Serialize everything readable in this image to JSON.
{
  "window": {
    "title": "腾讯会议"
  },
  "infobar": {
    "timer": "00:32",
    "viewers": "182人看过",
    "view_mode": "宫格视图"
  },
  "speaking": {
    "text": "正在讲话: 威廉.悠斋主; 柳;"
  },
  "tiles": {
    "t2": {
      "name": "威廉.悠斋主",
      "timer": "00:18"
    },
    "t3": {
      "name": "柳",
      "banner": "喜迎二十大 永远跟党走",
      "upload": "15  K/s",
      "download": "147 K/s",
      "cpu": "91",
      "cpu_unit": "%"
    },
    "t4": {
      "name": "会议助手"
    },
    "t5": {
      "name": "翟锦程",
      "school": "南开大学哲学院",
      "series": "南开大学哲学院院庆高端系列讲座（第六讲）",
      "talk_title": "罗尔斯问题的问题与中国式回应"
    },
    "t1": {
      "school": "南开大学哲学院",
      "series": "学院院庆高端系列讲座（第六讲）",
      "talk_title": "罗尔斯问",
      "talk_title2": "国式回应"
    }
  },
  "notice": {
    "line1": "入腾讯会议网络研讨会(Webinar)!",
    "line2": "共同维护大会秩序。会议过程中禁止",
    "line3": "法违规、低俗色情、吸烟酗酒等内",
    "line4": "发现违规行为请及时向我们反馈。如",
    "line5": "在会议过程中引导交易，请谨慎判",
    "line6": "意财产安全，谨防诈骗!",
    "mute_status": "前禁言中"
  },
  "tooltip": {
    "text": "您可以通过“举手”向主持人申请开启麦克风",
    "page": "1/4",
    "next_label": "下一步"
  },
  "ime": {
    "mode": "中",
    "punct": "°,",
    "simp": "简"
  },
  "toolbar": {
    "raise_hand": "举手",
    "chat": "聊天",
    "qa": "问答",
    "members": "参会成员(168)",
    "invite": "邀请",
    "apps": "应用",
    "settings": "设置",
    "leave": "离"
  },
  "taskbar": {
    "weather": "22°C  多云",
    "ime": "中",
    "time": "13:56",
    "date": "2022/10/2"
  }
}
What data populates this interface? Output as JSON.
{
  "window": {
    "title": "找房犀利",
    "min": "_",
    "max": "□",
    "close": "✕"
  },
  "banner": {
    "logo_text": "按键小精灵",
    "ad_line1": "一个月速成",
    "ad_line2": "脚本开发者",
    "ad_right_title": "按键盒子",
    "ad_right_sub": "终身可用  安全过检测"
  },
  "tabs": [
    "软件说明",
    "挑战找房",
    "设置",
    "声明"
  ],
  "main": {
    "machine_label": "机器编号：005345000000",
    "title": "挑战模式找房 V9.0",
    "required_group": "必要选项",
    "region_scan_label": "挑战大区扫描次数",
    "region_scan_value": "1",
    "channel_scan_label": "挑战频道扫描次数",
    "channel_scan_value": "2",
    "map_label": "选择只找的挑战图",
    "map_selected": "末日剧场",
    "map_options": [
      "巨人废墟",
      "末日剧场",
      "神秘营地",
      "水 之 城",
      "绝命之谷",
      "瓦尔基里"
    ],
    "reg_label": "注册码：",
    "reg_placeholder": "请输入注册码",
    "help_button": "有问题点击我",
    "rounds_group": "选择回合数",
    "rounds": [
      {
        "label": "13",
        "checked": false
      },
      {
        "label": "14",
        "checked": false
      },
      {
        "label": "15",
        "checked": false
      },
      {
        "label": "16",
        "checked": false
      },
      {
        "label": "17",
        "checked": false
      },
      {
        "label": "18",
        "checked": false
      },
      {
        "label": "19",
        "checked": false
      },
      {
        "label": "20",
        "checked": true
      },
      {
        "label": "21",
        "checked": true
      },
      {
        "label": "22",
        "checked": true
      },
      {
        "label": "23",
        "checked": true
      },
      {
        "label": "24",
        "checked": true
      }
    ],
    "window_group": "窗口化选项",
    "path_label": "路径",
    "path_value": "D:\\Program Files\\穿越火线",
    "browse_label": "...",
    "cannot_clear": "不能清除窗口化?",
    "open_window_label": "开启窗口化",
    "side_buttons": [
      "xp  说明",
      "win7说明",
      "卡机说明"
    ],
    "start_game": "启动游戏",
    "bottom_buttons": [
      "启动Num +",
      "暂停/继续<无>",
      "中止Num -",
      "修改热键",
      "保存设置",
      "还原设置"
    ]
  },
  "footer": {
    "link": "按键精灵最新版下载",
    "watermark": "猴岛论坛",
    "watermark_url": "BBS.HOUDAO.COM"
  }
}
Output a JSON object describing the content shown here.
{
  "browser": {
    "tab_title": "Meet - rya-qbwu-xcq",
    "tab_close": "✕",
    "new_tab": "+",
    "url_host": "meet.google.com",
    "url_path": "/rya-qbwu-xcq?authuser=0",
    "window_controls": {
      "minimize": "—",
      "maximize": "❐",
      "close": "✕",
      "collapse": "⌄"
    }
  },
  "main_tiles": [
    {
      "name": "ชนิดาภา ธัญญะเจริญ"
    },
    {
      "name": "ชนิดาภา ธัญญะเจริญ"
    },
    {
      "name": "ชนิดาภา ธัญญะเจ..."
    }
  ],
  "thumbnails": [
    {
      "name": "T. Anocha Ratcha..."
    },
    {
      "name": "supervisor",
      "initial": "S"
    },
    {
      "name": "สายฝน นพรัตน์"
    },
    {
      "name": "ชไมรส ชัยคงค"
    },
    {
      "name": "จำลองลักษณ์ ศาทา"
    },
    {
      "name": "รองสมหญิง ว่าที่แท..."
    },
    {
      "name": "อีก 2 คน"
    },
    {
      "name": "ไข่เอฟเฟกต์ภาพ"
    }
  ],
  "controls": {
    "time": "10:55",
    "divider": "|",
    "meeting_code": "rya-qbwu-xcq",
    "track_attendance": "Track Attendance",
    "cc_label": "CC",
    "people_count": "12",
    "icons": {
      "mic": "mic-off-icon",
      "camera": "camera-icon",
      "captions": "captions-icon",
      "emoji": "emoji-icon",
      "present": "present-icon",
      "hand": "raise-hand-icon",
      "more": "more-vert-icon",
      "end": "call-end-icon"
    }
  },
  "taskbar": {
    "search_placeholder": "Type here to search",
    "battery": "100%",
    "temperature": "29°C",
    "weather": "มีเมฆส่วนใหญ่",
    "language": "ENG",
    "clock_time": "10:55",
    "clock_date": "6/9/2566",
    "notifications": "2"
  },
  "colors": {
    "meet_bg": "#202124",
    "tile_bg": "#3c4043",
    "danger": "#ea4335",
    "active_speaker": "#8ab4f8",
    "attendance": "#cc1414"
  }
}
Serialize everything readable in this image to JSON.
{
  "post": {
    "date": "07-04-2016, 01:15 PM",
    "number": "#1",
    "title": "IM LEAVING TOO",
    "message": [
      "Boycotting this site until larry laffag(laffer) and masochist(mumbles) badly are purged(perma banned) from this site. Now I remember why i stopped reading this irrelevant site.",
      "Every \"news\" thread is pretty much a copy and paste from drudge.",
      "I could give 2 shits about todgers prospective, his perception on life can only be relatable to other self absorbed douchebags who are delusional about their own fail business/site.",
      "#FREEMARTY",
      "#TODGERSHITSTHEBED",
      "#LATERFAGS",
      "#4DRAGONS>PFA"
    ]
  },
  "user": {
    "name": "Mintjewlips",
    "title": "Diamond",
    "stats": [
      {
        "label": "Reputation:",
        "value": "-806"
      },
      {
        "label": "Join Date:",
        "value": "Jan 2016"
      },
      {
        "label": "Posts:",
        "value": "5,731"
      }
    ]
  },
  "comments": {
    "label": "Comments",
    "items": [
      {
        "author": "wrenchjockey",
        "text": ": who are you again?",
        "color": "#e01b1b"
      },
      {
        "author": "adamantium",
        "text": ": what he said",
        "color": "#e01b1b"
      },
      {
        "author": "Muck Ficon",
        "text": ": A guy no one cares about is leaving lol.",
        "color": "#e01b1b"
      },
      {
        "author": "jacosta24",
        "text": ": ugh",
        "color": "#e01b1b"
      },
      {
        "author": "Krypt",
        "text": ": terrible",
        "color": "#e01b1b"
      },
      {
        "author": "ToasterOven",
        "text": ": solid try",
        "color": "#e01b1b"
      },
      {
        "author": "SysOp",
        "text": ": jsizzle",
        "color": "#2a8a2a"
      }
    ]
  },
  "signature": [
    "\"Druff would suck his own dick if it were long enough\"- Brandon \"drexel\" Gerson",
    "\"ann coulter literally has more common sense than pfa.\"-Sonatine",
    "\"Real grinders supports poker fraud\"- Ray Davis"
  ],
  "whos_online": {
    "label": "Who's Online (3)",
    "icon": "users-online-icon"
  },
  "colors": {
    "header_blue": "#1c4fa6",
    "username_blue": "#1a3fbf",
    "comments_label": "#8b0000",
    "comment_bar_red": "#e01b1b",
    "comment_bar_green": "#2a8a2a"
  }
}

****************

## Directions for this task
Copy each line that contains the word "Output".

## Result of the task
What data populates this interface? Output as JSON.
Output a JSON object describing the content shown here.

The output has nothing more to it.